Textauszug:
# taz.de -- Feministische Außenpolitik: Baerbock versteht man nicht
       
       > Die meisten Leute in Deutschland wissen nicht, was feministische
       > Außenpolitik bedeutet. Die Außenministerin sollte den Begriff erklären
       > können.
       
 (IMG) Bild: Die grüne Außenministerin Baerbock spricht in Ankara mit geflüchteten Frauen aus Syrien und Irak
       
       Wissen Sie, was feministische Außenpolitik ist? Seit Annalena Baerbock
       (Grüne) als Außenministerin durch die Welt reist, führt sie diesen Begriff
       im Munde. Es ist schon länger ein Anspruch der Grünen, nicht nur die
       Gesellschaft, sondern auch die Außenpolitik geschlechtergerechter,
       feministischer zu gestalten. Doch was heißt das eigentlich?
       
       Die einen definieren [1][feministische Außenpolitik] als „Überzeugung, dass
       Geschlechtergerechtigkeit und gleichberechtigte Teilhabe Voraussetzung für
       nachhaltigen Frieden und Sicherheit in der Welt sind“, so wie das
       [2][Auswärtige Amt] es tut. Andere verstehen es „holistisch“, wie die
       [3][Politikwissenschaftlerin Kristina Lunz] in der taz mal formulierte:
       „Für uns geht es um ein Infragestellen der grundlegenden Paradigmen von
       Außen- und Sicherheitspolitik. Das sogenannte realistische Paradigma muss
       analysiert und hinterfragt werden: Können Staaten wirklich nur durch
       militärische Stärke, Dominanz und Unterdrückung anderer überleben?“
       Wiederum andere sagen, das sei alles [4][viel zu unkonkret] und helfe daher
       kaum weiter.
       
       Dennoch sprechen linke und grüne Kreise gern und oft von einer
       feministischen Außenpolitik, die angesichts der aktuellen Ereignisse im
       Iran und in Afghanistan dringend nötig sei. Aber wissen auch die Menschen
       jenseits politischer Kreise, was sich hinter dem Begriff verbirgt?
       
       Dieser Frage sind die Deutsche Gesellschaft für Auswärtige Politik (DGAP)

Datenauszug:
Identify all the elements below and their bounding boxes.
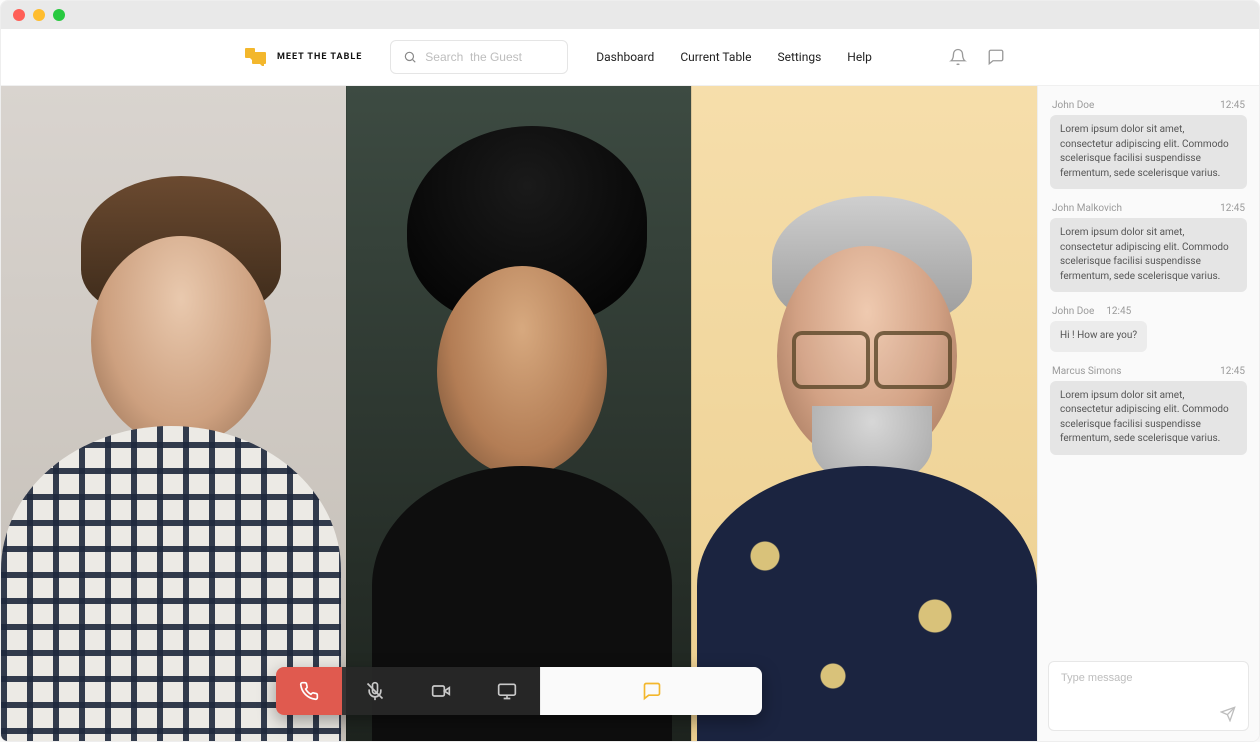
chat-panel: John Doe 12:45 Lorem ipsum dolor sit ame…	[1037, 86, 1259, 741]
brand-logo[interactable]: MEET THE TABLE	[245, 48, 362, 66]
bell-icon[interactable]	[949, 48, 967, 66]
nav-dashboard[interactable]: Dashboard	[596, 50, 654, 64]
chat-compose[interactable]	[1048, 661, 1249, 731]
main-content: John Doe 12:45 Lorem ipsum dolor sit ame…	[1, 86, 1259, 741]
camera-button[interactable]	[408, 667, 474, 715]
chat-time: 12:45	[1106, 306, 1131, 317]
send-icon[interactable]	[1220, 706, 1236, 722]
share-screen-button[interactable]	[474, 667, 540, 715]
window-zoom-button[interactable]	[53, 9, 65, 21]
participant-avatar	[347, 86, 692, 741]
nav-right	[949, 48, 1005, 66]
chat-author: John Doe	[1052, 100, 1094, 111]
search-box[interactable]	[390, 40, 568, 74]
nav-current-table[interactable]: Current Table	[680, 50, 751, 64]
chat-author: John Doe	[1052, 306, 1094, 317]
search-input[interactable]	[425, 50, 555, 64]
chat-time: 12:45	[1220, 203, 1245, 214]
mute-button[interactable]	[342, 667, 408, 715]
call-controls	[276, 667, 762, 715]
top-nav: MEET THE TABLE Dashboard Current Table S…	[1, 29, 1259, 86]
video-pane-1[interactable]	[1, 86, 346, 741]
toggle-chat-button[interactable]	[540, 667, 762, 715]
hangup-button[interactable]	[276, 667, 342, 715]
chat-messages[interactable]: John Doe 12:45 Lorem ipsum dolor sit ame…	[1038, 86, 1259, 651]
chat-message: John Doe 12:45 Lorem ipsum dolor sit ame…	[1050, 100, 1247, 189]
participant-avatar	[1, 86, 346, 741]
chat-input[interactable]	[1061, 672, 1236, 684]
video-pane-2[interactable]	[346, 86, 692, 741]
chat-message: John Doe 12:45 Hi ! How are you?	[1050, 306, 1247, 352]
window-minimize-button[interactable]	[33, 9, 45, 21]
participant-avatar	[692, 86, 1037, 741]
chat-message: Marcus Simons 12:45 Lorem ipsum dolor si…	[1050, 366, 1247, 455]
chat-author: Marcus Simons	[1052, 366, 1121, 377]
window-titlebar	[1, 1, 1259, 29]
nav-links: Dashboard Current Table Settings Help	[596, 50, 872, 64]
brand-name: MEET THE TABLE	[277, 52, 362, 62]
chat-time: 12:45	[1220, 366, 1245, 377]
nav-help[interactable]: Help	[847, 50, 872, 64]
chat-author: John Malkovich	[1052, 203, 1122, 214]
search-icon	[403, 50, 417, 64]
chat-icon[interactable]	[987, 48, 1005, 66]
chat-text: Lorem ipsum dolor sit amet, consectetur …	[1050, 381, 1247, 455]
logo-icon	[245, 48, 269, 66]
app-window: MEET THE TABLE Dashboard Current Table S…	[0, 0, 1260, 742]
chat-text: Hi ! How are you?	[1050, 321, 1147, 352]
video-grid	[1, 86, 1037, 741]
chat-time: 12:45	[1220, 100, 1245, 111]
chat-text: Lorem ipsum dolor sit amet, consectetur …	[1050, 115, 1247, 189]
window-close-button[interactable]	[13, 9, 25, 21]
video-pane-3[interactable]	[691, 86, 1037, 741]
nav-settings[interactable]: Settings	[777, 50, 821, 64]
chat-text: Lorem ipsum dolor sit amet, consectetur …	[1050, 218, 1247, 292]
chat-message: John Malkovich 12:45 Lorem ipsum dolor s…	[1050, 203, 1247, 292]
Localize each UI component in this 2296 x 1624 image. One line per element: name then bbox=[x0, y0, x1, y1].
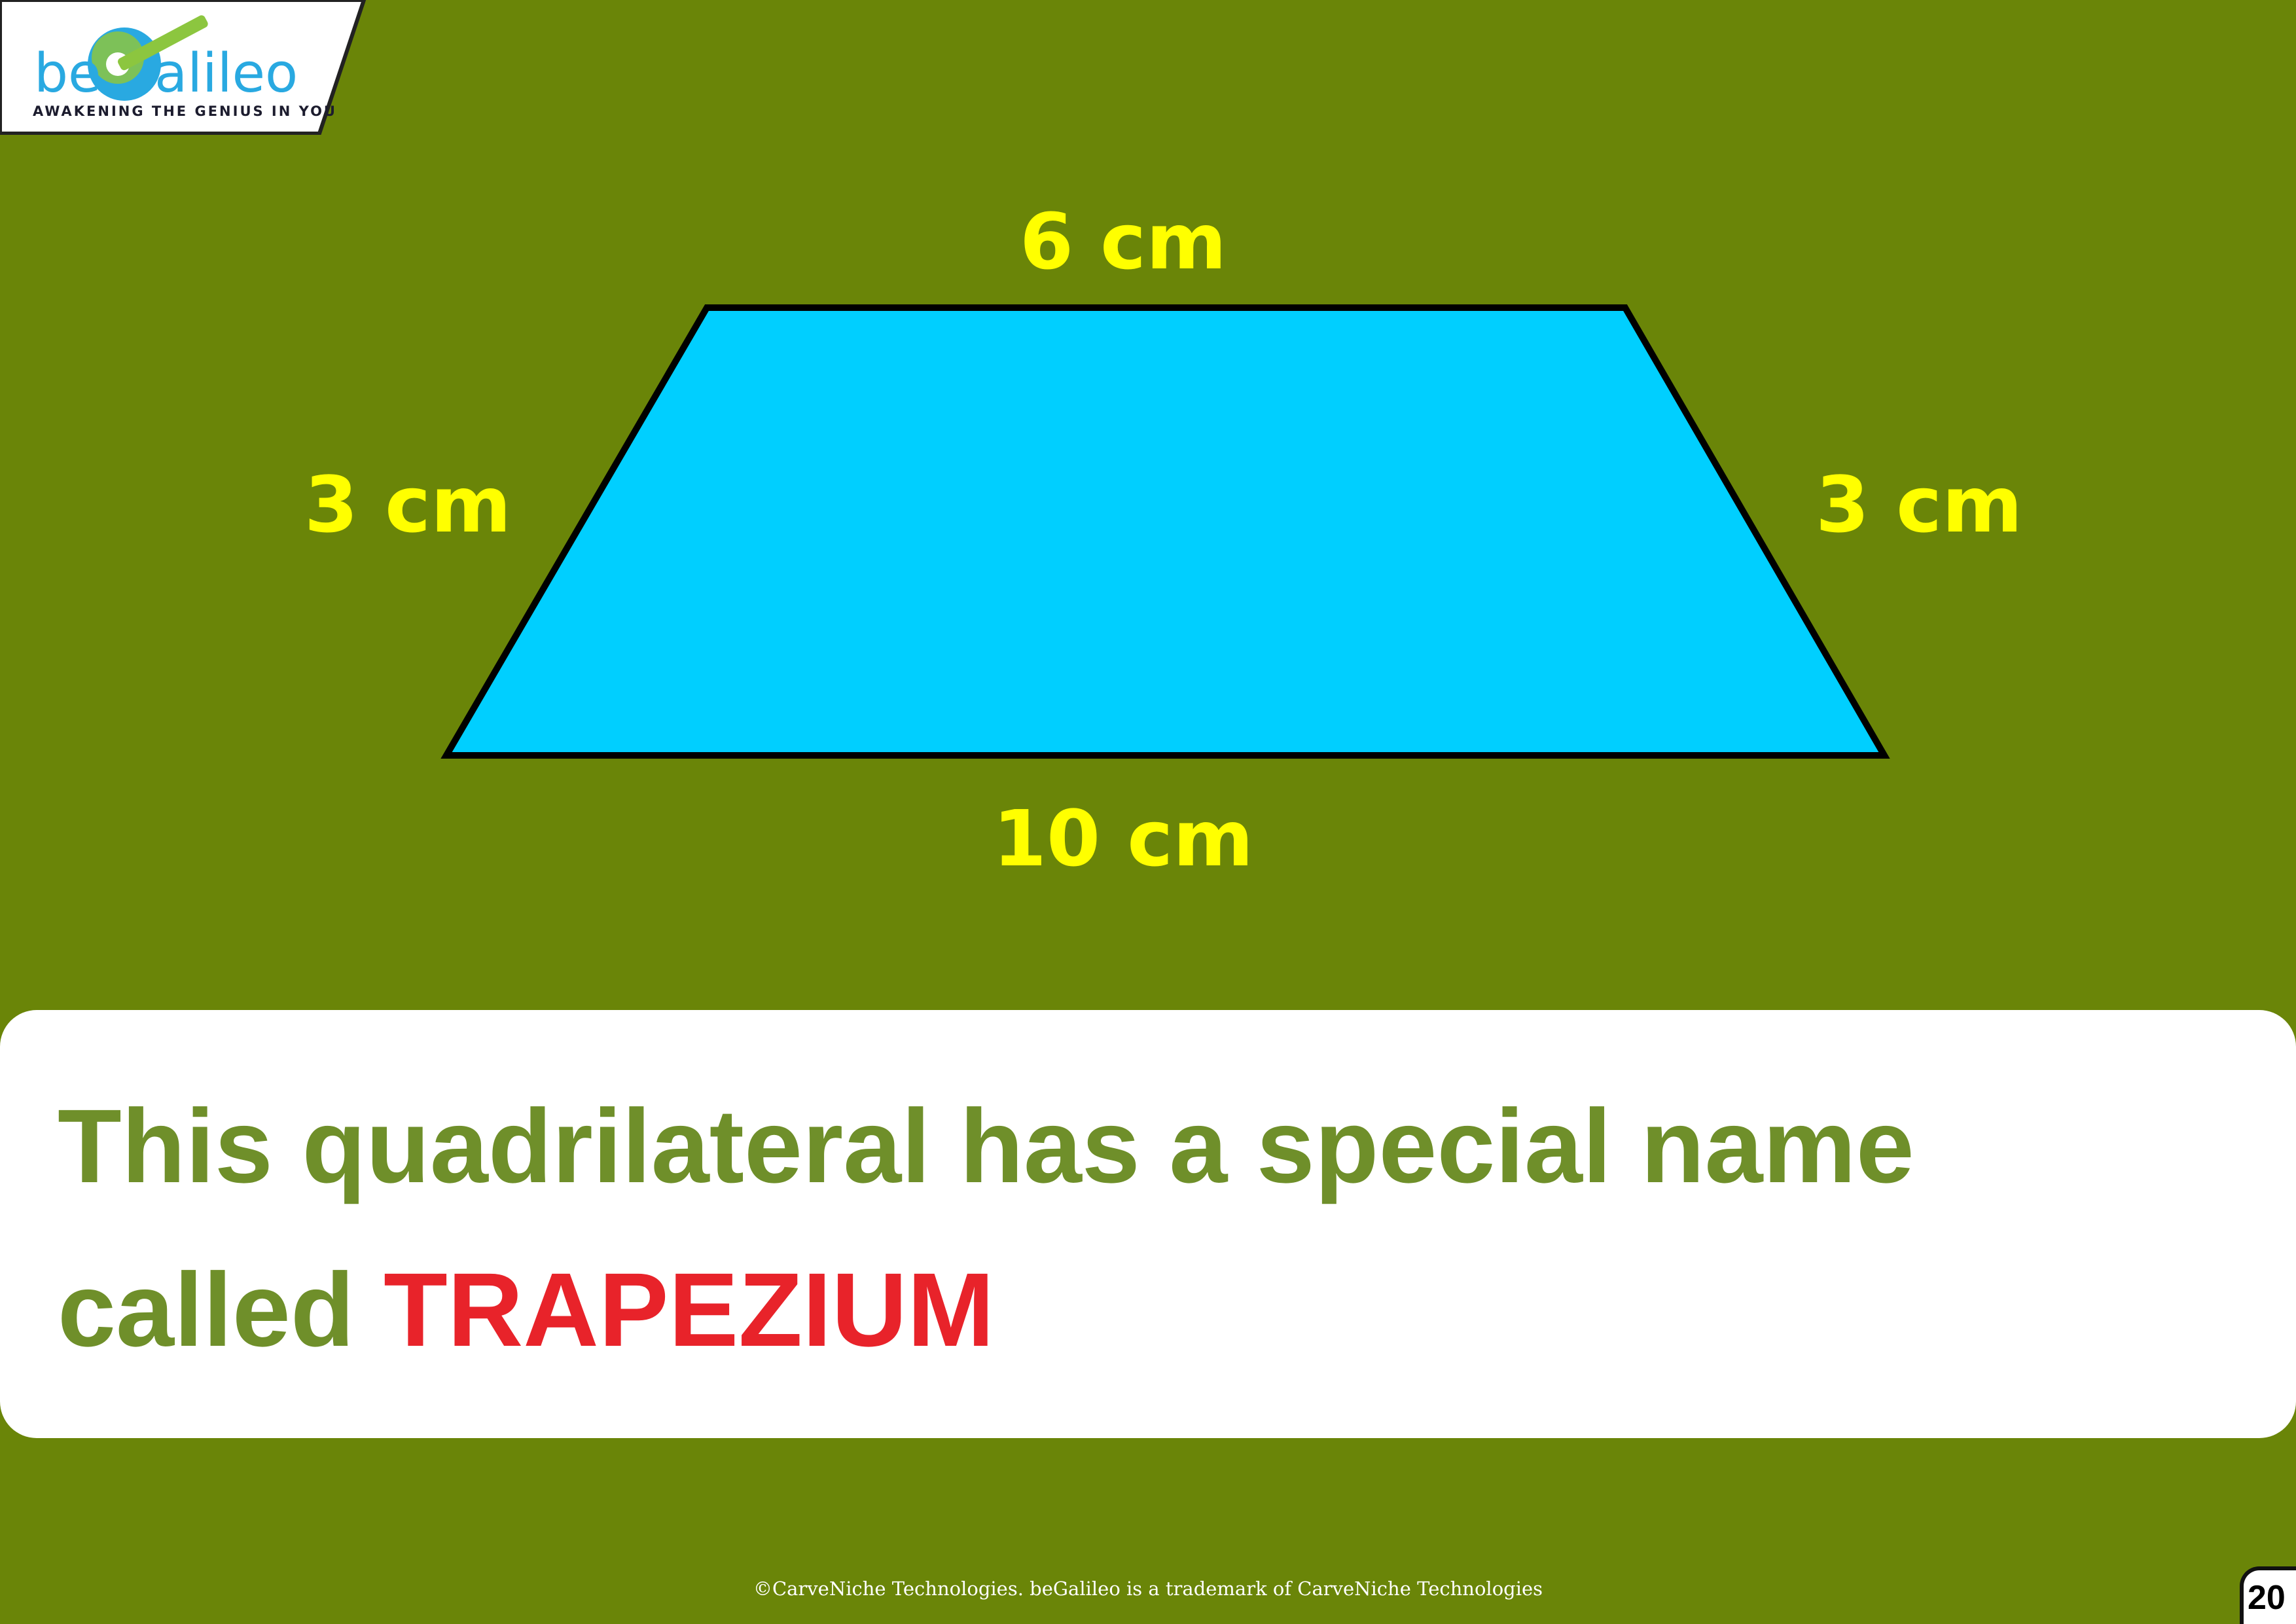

Aufgaben:
**1.** Wie definiert das Auswärtige Amt laut dem Textauszug feministische Außenpolitik?
**2.** Stimmen diese Aussagen mit dem Textauszug überein? Antworten Sie jeweils mit Ja oder Nein und zitieren Sie die entscheidenden Worte: (a) Annalena Baerbock gehört den Grünen an. (b) Kristina Lunz ist Journalistin. (c) Linke und grüne Kreise sprechen nur selten von feministischer Außenpolitik.
**3.** Führen Sie den Artikel über feministische Außenpolitik im Textauszug fort.
Die Zeilen braucht man für die Aufgaben nicht.

Lösungen:
**1.** Als „Überzeugung, dass Geschlechtergerechtigkeit und gleichberechtigte Teilhabe Voraussetzung für nachhaltigen Frieden und Sicherheit in der Welt sind“.

**2.**
(a) Ja: „Annalena Baerbock (Grüne)“
(b) Nein: „Politikwissenschaftlerin Kristina Lunz“
(c) Nein: „Dennoch sprechen linke und grüne Kreise gern und oft von einer feministischen Außenpolitik“

**3.**
       und die Körberstiftung nachgegangen – und sind zum kaum überraschenden
       Ergebnis gekommen, dass hierzulande niemand so recht weiß, was das
       eigentlich ist. Laut der Umfrage, die der taz exklusiv vorliegt, haben über
       60 Prozent der Befragten den Begriff „feministische Außenpolitik“ noch nie
       gehört. Oder sie wissen nicht, was er bedeutet. Das Unwissen steigt, je
       älter die Menschen werden und weniger gebildet sie sind.
       
       ## Triggerwort Feminismus
       
       Auch zwischen Ost- und Westdeutschen klafft eine Lücke: Es sind öfter
       Ostdeutsche, die mit dem Begriff nichts anfangen können. Hinzukommt, dass
       allein das Attribut feministisch als eine Art negatives Triggerwort wirkt:
       Feminismus als Störfaktor im Patriarchat. Hier steht die Terminologie der
       Realität im Wege, lässt sich die Bilanz der DGAP und Körberstiftung
       zusammenfassen.
       
       Nun ist feministische Außenpolitik ein [5][recht junger Politikanspruch].
       Schweden hat als erstes Land der Welt 2014 eine feministische Außenpolitik
       eingeführt. Kernpunkte dieses Ansatz sind drei R: Rechte, Ressourcen,
       Repräsentation – von Frauen und Mädchen in allen gesellschaftlichen
       Bereichen. Jüngst kam ein viertes R dazu: Realitätscheck. Die feministische
       Außenpolitik soll regelmäßig evaluiert und Fort- und Rückschritte
       dokumentiert werden.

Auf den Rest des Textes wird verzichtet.